Garantida pela Constituição federal como um direito de todos os brasileiros, a proteção do meio ambiente tem sido, historicamente, um tema de grande embate no Congresso. O assunto, por sua natureza, tem interfaces com praticamente todas as atividades econômicas e sociais. Sua abrangência vai da qualidade de vida nas cidades à preservação dos diversos biomas — incluindo a produção de alimentos, a produção e o uso de energia, a questão fundiária, os direitos dos povos indígenas, o gerenciamento dos recursos hídricos, o saneamento, o tratamento dos resíduos sólidos e a infraestrutura do país.
Dada a dependência econômica do Brasil com relação à exportação de produtos primários, é no agronegócio, na mineração e na produção de energia que ocorrem as maiores controvérsias relacionadas ao meio ambiente.

## O que fazer
a – De acordo com o texto selecionado sobre a proteção do meio ambiente, em quais setores ocorrem as maiores controvérsias ambientais no Brasil?
b – Escreva a continuação do texto sobre a proteção do meio ambiente no Brasil, começando logo após a última frase apresentada.

## Seção de dados

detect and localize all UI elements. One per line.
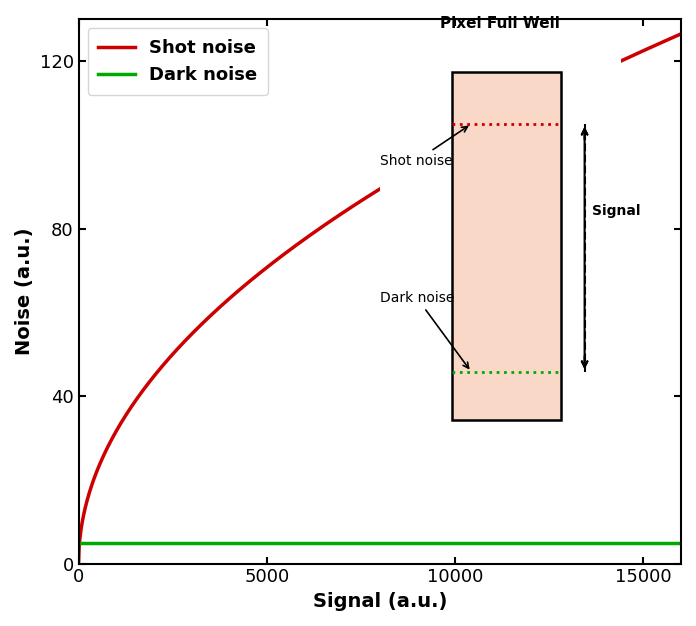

## Respostas por tarefa
a – No agronegócio, na mineração e na produção de energia.

b –
Ministério do Meio Ambiente
Assim que tomou posse, o presidente Bolsonaro assinou a Medida Provisória (MPV) 870/2019, que reestrutura a administração federal. Uma das pastas com alterações mais significativas é a do Meio Ambiente, cujo orçamento deste ano, previsto pela Lei Orçamentária Anual, é de R$ 3,79 bilhões. O Decreto 9.672, de 2 de janeiro de 2019, estabeleceu um novo desenho institucional para o ministério. O presidente, que recuou da ideia de de extingui-lo, retirou da pasta várias atribuições.
Pela MP, que será analisada pela Câmara e pelo Senado, são transferidos para o Ministério da Agricultura, Pecuária e Abastecimento o Serviço Florestal Brasileiro (SFB) — que trata da outorga e do manejo sustentável das florestas — e o gerenciamento do Cadastro Ambiental Rural (CAR), criado pelo novo Código Florestal para monitorar as obrigações ambientais de proprietários rurais. Uma contrapartida às anistias de infrações ambientais cometidas antes de 2008.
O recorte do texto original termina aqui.